— START STORED DATA —

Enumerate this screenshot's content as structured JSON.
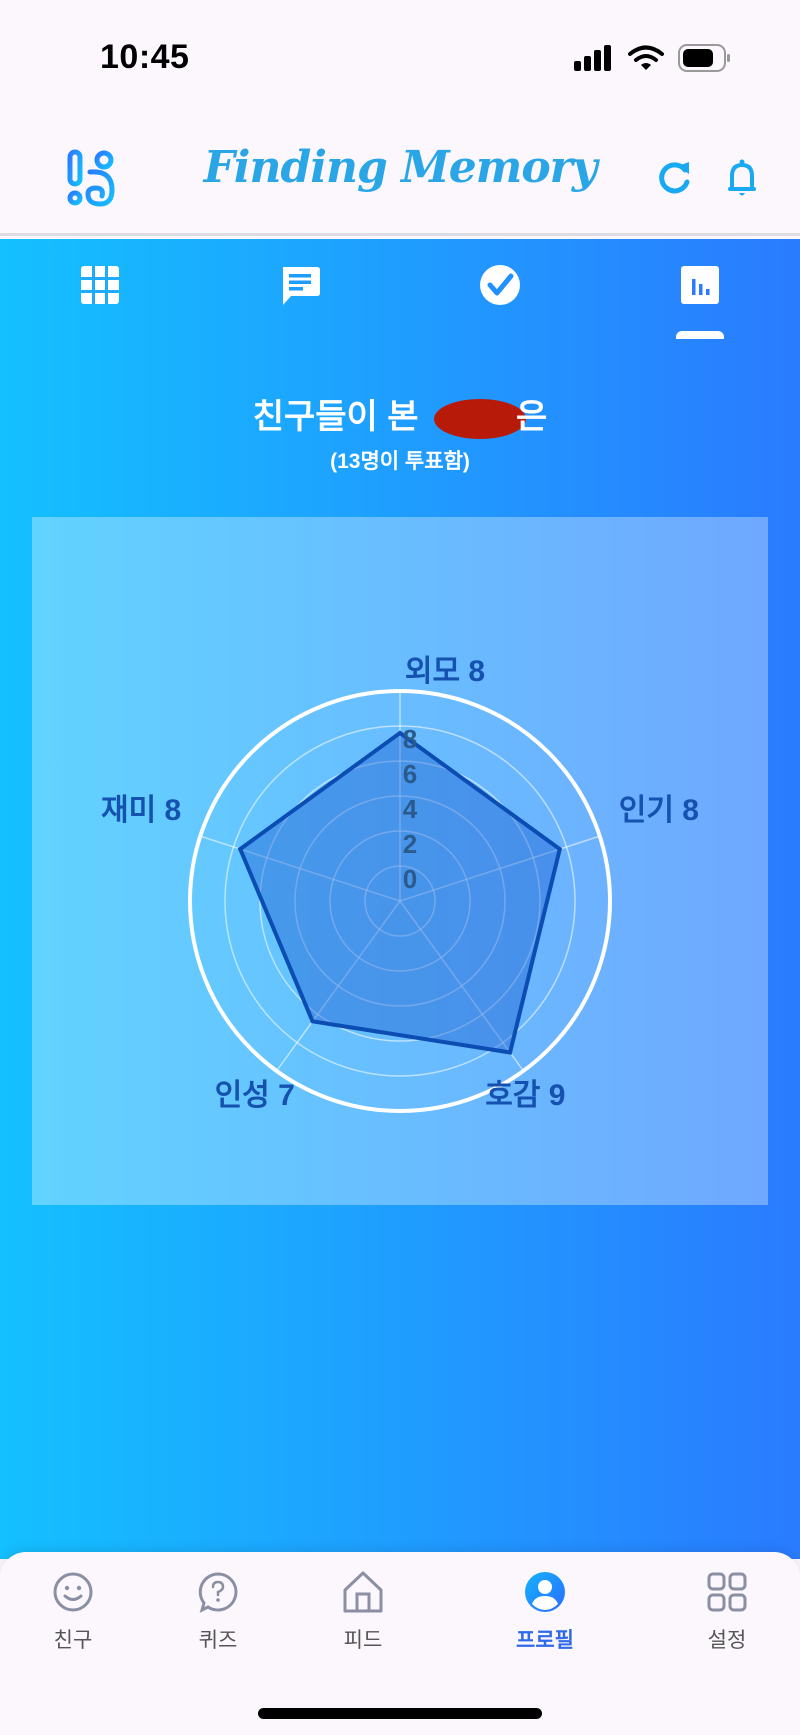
{
  "status_bar": {
    "time": "10:45",
    "icons": [
      "signal-icon",
      "wifi-icon",
      "battery-icon"
    ]
  },
  "header": {
    "logo": "app-logo-icon",
    "title": "Finding Memory",
    "actions": [
      {
        "icon": "refresh-icon"
      },
      {
        "icon": "bell-icon"
      }
    ],
    "accent_color": "#2aa6e6"
  },
  "tabs": [
    {
      "icon": "grid-icon",
      "active": false
    },
    {
      "icon": "chat-icon",
      "active": false
    },
    {
      "icon": "check-circle-icon",
      "active": false
    },
    {
      "icon": "bar-chart-icon",
      "active": true
    }
  ],
  "main": {
    "heading_prefix": "친구들이 본",
    "heading_suffix": "은",
    "subheading": "(13명이 투표함)",
    "gradient": [
      "#14c0ff",
      "#2a7bff"
    ]
  },
  "chart_data": {
    "type": "radar",
    "title": "친구들이 본 [redacted]",
    "axes": [
      "외모",
      "인기",
      "호감",
      "인성",
      "재미"
    ],
    "axis_labels": [
      "외모 8",
      "인기 8",
      "호감 9",
      "인성 7",
      "재미 8"
    ],
    "display_values": [
      8,
      8,
      9,
      7,
      8
    ],
    "values": [
      7.6,
      7.6,
      8.7,
      6.5,
      7.6
    ],
    "radial_ticks": [
      0,
      2,
      4,
      6,
      8
    ],
    "range": [
      -2,
      10
    ],
    "grid": true,
    "series_color": "#0b4db3",
    "fill_color": "rgba(30,100,210,0.45)"
  },
  "bottom_nav": {
    "items": [
      {
        "label": "친구",
        "icon": "smile-icon",
        "active": false
      },
      {
        "label": "퀴즈",
        "icon": "question-bubble-icon",
        "active": false
      },
      {
        "label": "피드",
        "icon": "home-icon",
        "active": false
      },
      {
        "label": "프로필",
        "icon": "profile-icon",
        "active": true
      },
      {
        "label": "설정",
        "icon": "apps-grid-icon",
        "active": false
      }
    ],
    "active_color": "#2f6be8",
    "inactive_color": "#8a8fa3"
  }
}
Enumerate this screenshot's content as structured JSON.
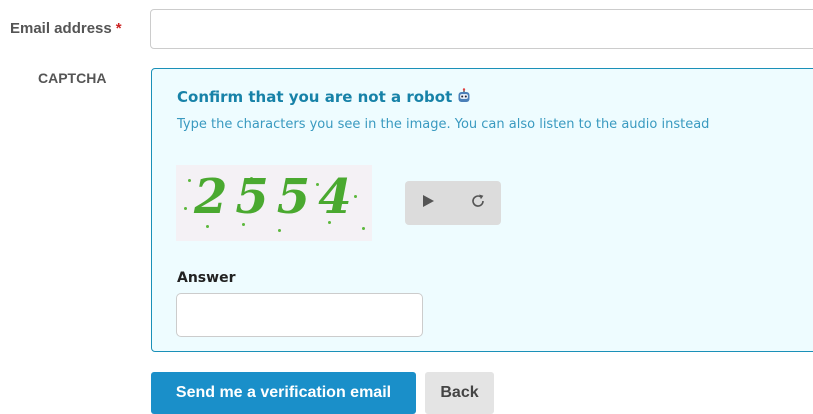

— END STORED DATA —

TASK:
Print each record exactly as it stands, leaving the images out.

RIGHT ANSWER:
Enumerate this screenshot's content as structured JSON.
{
  "status_bar": {
    "time": "10:45",
    "icons": [
      "signal-icon",
      "wifi-icon",
      "battery-icon"
    ]
  },
  "header": {
    "logo": "app-logo-icon",
    "title": "Finding Memory",
    "actions": [
      {
        "icon": "refresh-icon"
      },
      {
        "icon": "bell-icon"
      }
    ],
    "accent_color": "#2aa6e6"
  },
  "tabs": [
    {
      "icon": "grid-icon",
      "active": false
    },
    {
      "icon": "chat-icon",
      "active": false
    },
    {
      "icon": "check-circle-icon",
      "active": false
    },
    {
      "icon": "bar-chart-icon",
      "active": true
    }
  ],
  "main": {
    "heading_prefix": "친구들이 본",
    "heading_suffix": "은",
    "subheading": "(13명이 투표함)",
    "gradient": [
      "#14c0ff",
      "#2a7bff"
    ]
  },
  "chart_data": {
    "type": "radar",
    "title": "친구들이 본 [redacted]",
    "axes": [
      "외모",
      "인기",
      "호감",
      "인성",
      "재미"
    ],
    "axis_labels": [
      "외모 8",
      "인기 8",
      "호감 9",
      "인성 7",
      "재미 8"
    ],
    "display_values": [
      8,
      8,
      9,
      7,
      8
    ],
    "values": [
      7.6,
      7.6,
      8.7,
      6.5,
      7.6
    ],
    "radial_ticks": [
      0,
      2,
      4,
      6,
      8
    ],
    "range": [
      -2,
      10
    ],
    "grid": true,
    "series_color": "#0b4db3",
    "fill_color": "rgba(30,100,210,0.45)"
  },
  "bottom_nav": {
    "items": [
      {
        "label": "친구",
        "icon": "smile-icon",
        "active": false
      },
      {
        "label": "퀴즈",
        "icon": "question-bubble-icon",
        "active": false
      },
      {
        "label": "피드",
        "icon": "home-icon",
        "active": false
      },
      {
        "label": "프로필",
        "icon": "profile-icon",
        "active": true
      },
      {
        "label": "설정",
        "icon": "apps-grid-icon",
        "active": false
      }
    ],
    "active_color": "#2f6be8",
    "inactive_color": "#8a8fa3"
  }
}
Enumerate this screenshot's content as structured JSON.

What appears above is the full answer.